WORK INSTRUCTIONS:
Copy the listing word for word from its first line through the line containing "file-list-item[interactable]: image1.jpg [242,37,470,57]", and include both of those lines.

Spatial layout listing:
◆ ◆ ◆ ◆ ◆
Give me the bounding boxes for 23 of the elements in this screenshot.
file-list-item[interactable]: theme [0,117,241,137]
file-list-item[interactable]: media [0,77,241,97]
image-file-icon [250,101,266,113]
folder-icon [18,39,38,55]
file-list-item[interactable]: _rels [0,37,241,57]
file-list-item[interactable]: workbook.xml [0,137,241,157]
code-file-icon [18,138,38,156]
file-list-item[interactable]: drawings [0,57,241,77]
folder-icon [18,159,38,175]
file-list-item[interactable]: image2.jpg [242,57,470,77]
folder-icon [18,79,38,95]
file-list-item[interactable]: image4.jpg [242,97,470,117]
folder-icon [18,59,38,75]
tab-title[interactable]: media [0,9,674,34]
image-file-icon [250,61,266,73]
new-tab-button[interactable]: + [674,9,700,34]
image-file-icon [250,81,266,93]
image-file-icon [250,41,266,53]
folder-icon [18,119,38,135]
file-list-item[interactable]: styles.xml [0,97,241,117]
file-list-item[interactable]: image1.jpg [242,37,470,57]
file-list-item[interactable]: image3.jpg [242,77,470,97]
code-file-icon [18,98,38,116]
◆ ◆ ◆ ◆ ◆
RESPONSE FOR THIS EXERCISE:
Give me the bounding boxes for 23 of the elements in this screenshot.
file-list-item[interactable]: theme [0,117,241,137]
file-list-item[interactable]: media [0,77,241,97]
image-file-icon [250,101,266,113]
folder-icon [18,39,38,55]
file-list-item[interactable]: _rels [0,37,241,57]
file-list-item[interactable]: workbook.xml [0,137,241,157]
code-file-icon [18,138,38,156]
file-list-item[interactable]: drawings [0,57,241,77]
folder-icon [18,159,38,175]
file-list-item[interactable]: image2.jpg [242,57,470,77]
folder-icon [18,79,38,95]
file-list-item[interactable]: image4.jpg [242,97,470,117]
folder-icon [18,59,38,75]
tab-title[interactable]: media [0,9,674,34]
image-file-icon [250,61,266,73]
new-tab-button[interactable]: + [674,9,700,34]
image-file-icon [250,81,266,93]
image-file-icon [250,41,266,53]
folder-icon [18,119,38,135]
file-list-item[interactable]: styles.xml [0,97,241,117]
file-list-item[interactable]: image1.jpg [242,37,470,57]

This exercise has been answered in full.